** WORK TO DO **
Every entry should be repeated exactly. Omit the pictures.

**** EXERCISE MATERIALS

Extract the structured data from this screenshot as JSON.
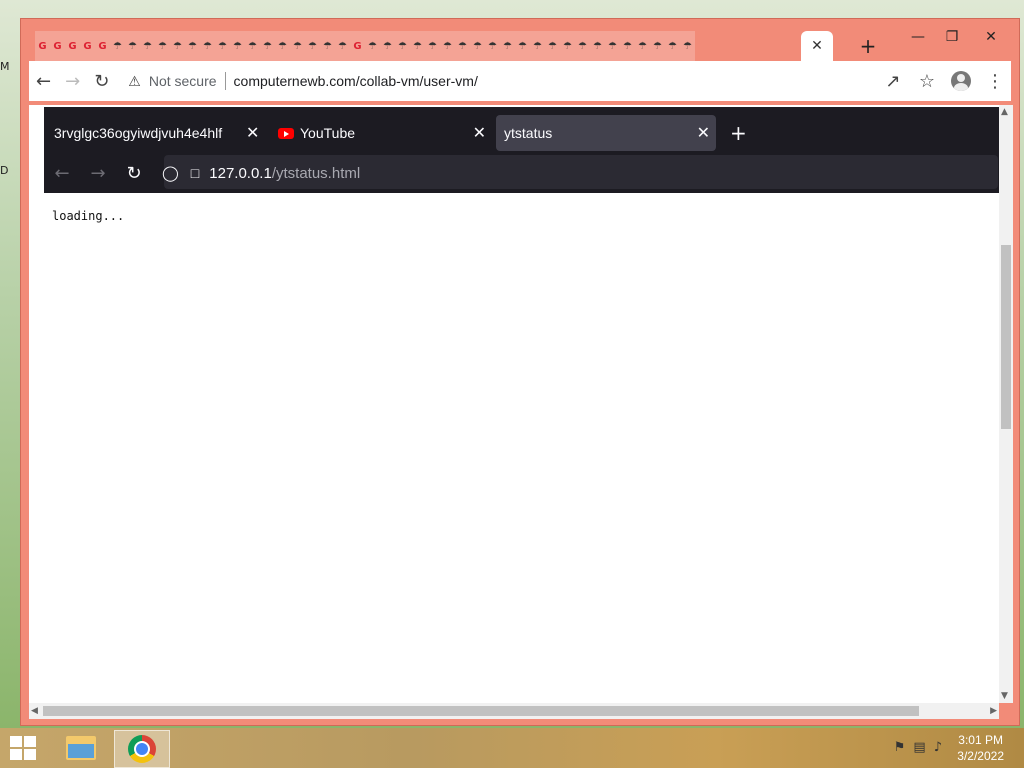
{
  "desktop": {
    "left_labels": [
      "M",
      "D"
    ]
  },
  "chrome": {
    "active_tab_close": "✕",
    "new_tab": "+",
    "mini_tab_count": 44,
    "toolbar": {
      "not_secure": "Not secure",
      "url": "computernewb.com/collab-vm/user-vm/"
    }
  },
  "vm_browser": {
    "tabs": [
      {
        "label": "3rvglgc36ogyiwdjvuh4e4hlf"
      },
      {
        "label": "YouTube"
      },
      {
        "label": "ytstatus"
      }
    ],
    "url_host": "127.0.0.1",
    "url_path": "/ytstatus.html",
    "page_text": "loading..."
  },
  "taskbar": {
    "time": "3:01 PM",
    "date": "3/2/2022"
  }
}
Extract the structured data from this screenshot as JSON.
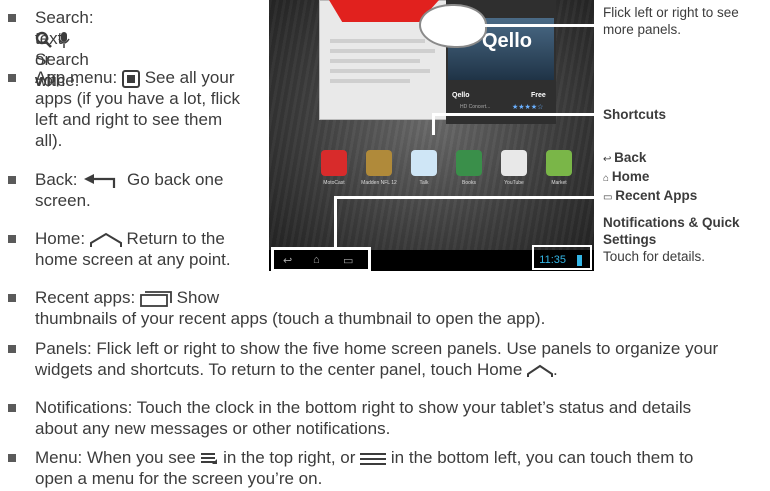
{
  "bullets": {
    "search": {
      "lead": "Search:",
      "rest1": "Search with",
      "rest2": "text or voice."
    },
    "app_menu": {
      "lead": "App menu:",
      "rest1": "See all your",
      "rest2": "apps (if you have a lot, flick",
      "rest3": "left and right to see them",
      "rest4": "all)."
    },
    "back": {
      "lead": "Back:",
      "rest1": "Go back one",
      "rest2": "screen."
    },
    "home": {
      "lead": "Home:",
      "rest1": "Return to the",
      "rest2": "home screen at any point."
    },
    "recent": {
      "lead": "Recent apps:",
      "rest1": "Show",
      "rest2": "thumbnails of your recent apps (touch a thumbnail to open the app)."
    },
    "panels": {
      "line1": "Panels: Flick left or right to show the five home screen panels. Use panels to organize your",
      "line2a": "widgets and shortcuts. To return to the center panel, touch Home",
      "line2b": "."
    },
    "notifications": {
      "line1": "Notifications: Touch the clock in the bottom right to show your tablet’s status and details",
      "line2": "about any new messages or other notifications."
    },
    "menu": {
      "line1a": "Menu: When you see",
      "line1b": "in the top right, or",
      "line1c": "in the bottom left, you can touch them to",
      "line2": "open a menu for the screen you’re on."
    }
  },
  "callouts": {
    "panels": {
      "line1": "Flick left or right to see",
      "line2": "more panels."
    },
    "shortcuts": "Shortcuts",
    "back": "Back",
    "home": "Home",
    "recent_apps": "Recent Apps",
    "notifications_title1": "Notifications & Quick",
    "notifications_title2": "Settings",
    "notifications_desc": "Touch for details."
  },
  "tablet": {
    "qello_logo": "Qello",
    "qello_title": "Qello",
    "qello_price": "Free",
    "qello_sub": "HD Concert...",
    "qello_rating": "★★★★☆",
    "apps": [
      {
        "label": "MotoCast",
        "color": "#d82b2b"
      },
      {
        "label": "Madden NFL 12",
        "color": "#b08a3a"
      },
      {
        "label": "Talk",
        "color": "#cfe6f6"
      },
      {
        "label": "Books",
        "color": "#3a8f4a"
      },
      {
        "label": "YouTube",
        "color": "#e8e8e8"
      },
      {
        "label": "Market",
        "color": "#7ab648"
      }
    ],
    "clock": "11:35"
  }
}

********

** SOLVED PROBLEM **
Extract the structured data from this screenshot as JSON.
{
  "desktop": {
    "left_labels": [
      "M",
      "D"
    ]
  },
  "chrome": {
    "active_tab_close": "✕",
    "new_tab": "+",
    "mini_tab_count": 44,
    "toolbar": {
      "not_secure": "Not secure",
      "url": "computernewb.com/collab-vm/user-vm/"
    }
  },
  "vm_browser": {
    "tabs": [
      {
        "label": "3rvglgc36ogyiwdjvuh4e4hlf"
      },
      {
        "label": "YouTube"
      },
      {
        "label": "ytstatus"
      }
    ],
    "url_host": "127.0.0.1",
    "url_path": "/ytstatus.html",
    "page_text": "loading..."
  },
  "taskbar": {
    "time": "3:01 PM",
    "date": "3/2/2022"
  }
}
Extract the structured data from this screenshot as JSON.
{
  "bullets": {
    "search": {
      "lead": "Search:",
      "rest1": "Search with",
      "rest2": "text or voice."
    },
    "app_menu": {
      "lead": "App menu:",
      "rest1": "See all your",
      "rest2": "apps (if you have a lot, flick",
      "rest3": "left and right to see them",
      "rest4": "all)."
    },
    "back": {
      "lead": "Back:",
      "rest1": "Go back one",
      "rest2": "screen."
    },
    "home": {
      "lead": "Home:",
      "rest1": "Return to the",
      "rest2": "home screen at any point."
    },
    "recent": {
      "lead": "Recent apps:",
      "rest1": "Show",
      "rest2": "thumbnails of your recent apps (touch a thumbnail to open the app)."
    },
    "panels": {
      "line1": "Panels: Flick left or right to show the five home screen panels. Use panels to organize your",
      "line2a": "widgets and shortcuts. To return to the center panel, touch Home",
      "line2b": "."
    },
    "notifications": {
      "line1": "Notifications: Touch the clock in the bottom right to show your tablet’s status and details",
      "line2": "about any new messages or other notifications."
    },
    "menu": {
      "line1a": "Menu: When you see",
      "line1b": "in the top right, or",
      "line1c": "in the bottom left, you can touch them to",
      "line2": "open a menu for the screen you’re on."
    }
  },
  "callouts": {
    "panels": {
      "line1": "Flick left or right to see",
      "line2": "more panels."
    },
    "shortcuts": "Shortcuts",
    "back": "Back",
    "home": "Home",
    "recent_apps": "Recent Apps",
    "notifications_title1": "Notifications & Quick",
    "notifications_title2": "Settings",
    "notifications_desc": "Touch for details."
  },
  "tablet": {
    "qello_logo": "Qello",
    "qello_title": "Qello",
    "qello_price": "Free",
    "qello_sub": "HD Concert...",
    "qello_rating": "★★★★☆",
    "apps": [
      {
        "label": "MotoCast",
        "color": "#d82b2b"
      },
      {
        "label": "Madden NFL 12",
        "color": "#b08a3a"
      },
      {
        "label": "Talk",
        "color": "#cfe6f6"
      },
      {
        "label": "Books",
        "color": "#3a8f4a"
      },
      {
        "label": "YouTube",
        "color": "#e8e8e8"
      },
      {
        "label": "Market",
        "color": "#7ab648"
      }
    ],
    "clock": "11:35"
  }
}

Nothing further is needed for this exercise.